Please write out the complete listing that follows, exactly as it reads.

## DATASET ENTRIES
□ □ □ □ □
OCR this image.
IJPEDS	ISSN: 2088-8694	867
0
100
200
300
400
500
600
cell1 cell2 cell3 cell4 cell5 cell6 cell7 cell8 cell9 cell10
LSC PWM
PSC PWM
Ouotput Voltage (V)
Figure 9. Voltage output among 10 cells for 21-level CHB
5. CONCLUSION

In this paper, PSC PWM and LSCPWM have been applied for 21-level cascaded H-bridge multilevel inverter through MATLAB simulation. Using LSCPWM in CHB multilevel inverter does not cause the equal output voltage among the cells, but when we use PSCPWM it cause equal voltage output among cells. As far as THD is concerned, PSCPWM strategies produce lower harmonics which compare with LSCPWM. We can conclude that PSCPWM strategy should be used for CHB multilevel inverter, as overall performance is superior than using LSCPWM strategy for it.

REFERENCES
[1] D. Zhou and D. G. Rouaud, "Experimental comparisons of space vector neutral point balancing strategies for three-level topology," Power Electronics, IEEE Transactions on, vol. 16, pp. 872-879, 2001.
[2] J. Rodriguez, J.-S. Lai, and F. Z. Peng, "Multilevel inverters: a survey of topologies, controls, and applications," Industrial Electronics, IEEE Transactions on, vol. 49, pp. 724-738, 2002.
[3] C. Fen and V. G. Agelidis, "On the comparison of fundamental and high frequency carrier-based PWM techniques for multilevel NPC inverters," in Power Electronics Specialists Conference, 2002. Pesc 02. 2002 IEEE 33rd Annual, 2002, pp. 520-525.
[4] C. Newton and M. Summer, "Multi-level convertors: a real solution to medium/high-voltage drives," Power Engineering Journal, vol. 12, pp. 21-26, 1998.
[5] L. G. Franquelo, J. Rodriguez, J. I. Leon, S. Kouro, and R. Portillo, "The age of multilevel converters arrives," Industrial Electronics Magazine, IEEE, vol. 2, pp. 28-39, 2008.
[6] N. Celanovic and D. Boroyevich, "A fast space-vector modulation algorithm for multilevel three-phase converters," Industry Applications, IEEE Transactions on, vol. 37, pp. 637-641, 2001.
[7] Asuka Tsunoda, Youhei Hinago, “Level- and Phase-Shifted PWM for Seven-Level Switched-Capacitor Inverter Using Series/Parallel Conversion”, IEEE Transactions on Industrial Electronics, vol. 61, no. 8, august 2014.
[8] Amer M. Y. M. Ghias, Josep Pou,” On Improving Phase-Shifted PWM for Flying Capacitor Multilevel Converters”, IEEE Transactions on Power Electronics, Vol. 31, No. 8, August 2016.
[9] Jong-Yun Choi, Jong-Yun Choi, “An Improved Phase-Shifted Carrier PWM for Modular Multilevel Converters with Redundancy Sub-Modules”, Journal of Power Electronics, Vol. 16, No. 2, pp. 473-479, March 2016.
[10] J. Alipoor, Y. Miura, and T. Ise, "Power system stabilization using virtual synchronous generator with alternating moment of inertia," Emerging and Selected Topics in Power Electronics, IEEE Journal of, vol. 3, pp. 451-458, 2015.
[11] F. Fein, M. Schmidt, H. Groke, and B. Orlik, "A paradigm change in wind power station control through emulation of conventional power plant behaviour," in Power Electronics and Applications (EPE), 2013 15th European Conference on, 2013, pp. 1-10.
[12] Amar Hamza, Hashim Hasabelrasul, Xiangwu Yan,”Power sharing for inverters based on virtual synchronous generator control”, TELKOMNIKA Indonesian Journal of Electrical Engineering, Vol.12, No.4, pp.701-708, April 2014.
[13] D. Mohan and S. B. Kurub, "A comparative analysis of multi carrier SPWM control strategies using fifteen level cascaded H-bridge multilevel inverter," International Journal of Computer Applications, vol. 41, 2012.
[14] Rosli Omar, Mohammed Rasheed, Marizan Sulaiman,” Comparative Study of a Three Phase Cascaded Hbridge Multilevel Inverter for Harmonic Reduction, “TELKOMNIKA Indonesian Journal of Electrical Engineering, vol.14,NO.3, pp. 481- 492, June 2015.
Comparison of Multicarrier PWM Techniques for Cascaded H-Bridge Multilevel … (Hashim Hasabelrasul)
□ □ □ □ □
## OUTPUT
OCR this image.
IJPEDS	ISSN: 2088-8694	867
0
100
200
300
400
500
600
cell1 cell2 cell3 cell4 cell5 cell6 cell7 cell8 cell9 cell10
LSC PWM
PSC PWM
Ouotput Voltage (V)
Figure 9. Voltage output among 10 cells for 21-level CHB
5. CONCLUSION

In this paper, PSC PWM and LSCPWM have been applied for 21-level cascaded H-bridge multilevel inverter through MATLAB simulation. Using LSCPWM in CHB multilevel inverter does not cause the equal output voltage among the cells, but when we use PSCPWM it cause equal voltage output among cells. As far as THD is concerned, PSCPWM strategies produce lower harmonics which compare with LSCPWM. We can conclude that PSCPWM strategy should be used for CHB multilevel inverter, as overall performance is superior than using LSCPWM strategy for it.

REFERENCES
[1] D. Zhou and D. G. Rouaud, "Experimental comparisons of space vector neutral point balancing strategies for three-level topology," Power Electronics, IEEE Transactions on, vol. 16, pp. 872-879, 2001.
[2] J. Rodriguez, J.-S. Lai, and F. Z. Peng, "Multilevel inverters: a survey of topologies, controls, and applications," Industrial Electronics, IEEE Transactions on, vol. 49, pp. 724-738, 2002.
[3] C. Fen and V. G. Agelidis, "On the comparison of fundamental and high frequency carrier-based PWM techniques for multilevel NPC inverters," in Power Electronics Specialists Conference, 2002. Pesc 02. 2002 IEEE 33rd Annual, 2002, pp. 520-525.
[4] C. Newton and M. Summer, "Multi-level convertors: a real solution to medium/high-voltage drives," Power Engineering Journal, vol. 12, pp. 21-26, 1998.
[5] L. G. Franquelo, J. Rodriguez, J. I. Leon, S. Kouro, and R. Portillo, "The age of multilevel converters arrives," Industrial Electronics Magazine, IEEE, vol. 2, pp. 28-39, 2008.
[6] N. Celanovic and D. Boroyevich, "A fast space-vector modulation algorithm for multilevel three-phase converters," Industry Applications, IEEE Transactions on, vol. 37, pp. 637-641, 2001.
[7] Asuka Tsunoda, Youhei Hinago, “Level- and Phase-Shifted PWM for Seven-Level Switched-Capacitor Inverter Using Series/Parallel Conversion”, IEEE Transactions on Industrial Electronics, vol. 61, no. 8, august 2014.
[8] Amer M. Y. M. Ghias, Josep Pou,” On Improving Phase-Shifted PWM for Flying Capacitor Multilevel Converters”, IEEE Transactions on Power Electronics, Vol. 31, No. 8, August 2016.
[9] Jong-Yun Choi, Jong-Yun Choi, “An Improved Phase-Shifted Carrier PWM for Modular Multilevel Converters with Redundancy Sub-Modules”, Journal of Power Electronics, Vol. 16, No. 2, pp. 473-479, March 2016.
[10] J. Alipoor, Y. Miura, and T. Ise, "Power system stabilization using virtual synchronous generator with alternating moment of inertia," Emerging and Selected Topics in Power Electronics, IEEE Journal of, vol. 3, pp. 451-458, 2015.
[11] F. Fein, M. Schmidt, H. Groke, and B. Orlik, "A paradigm change in wind power station control through emulation of conventional power plant behaviour," in Power Electronics and Applications (EPE), 2013 15th European Conference on, 2013, pp. 1-10.
[12] Amar Hamza, Hashim Hasabelrasul, Xiangwu Yan,”Power sharing for inverters based on virtual synchronous generator control”, TELKOMNIKA Indonesian Journal of Electrical Engineering, Vol.12, No.4, pp.701-708, April 2014.
[13] D. Mohan and S. B. Kurub, "A comparative analysis of multi carrier SPWM control strategies using fifteen level cascaded H-bridge multilevel inverter," International Journal of Computer Applications, vol. 41, 2012.
[14] Rosli Omar, Mohammed Rasheed, Marizan Sulaiman,” Comparative Study of a Three Phase Cascaded Hbridge Multilevel Inverter for Harmonic Reduction, “TELKOMNIKA Indonesian Journal of Electrical Engineering, vol.14,NO.3, pp. 481- 492, June 2015.
Comparison of Multicarrier PWM Techniques for Cascaded H-Bridge Multilevel … (Hashim Hasabelrasul)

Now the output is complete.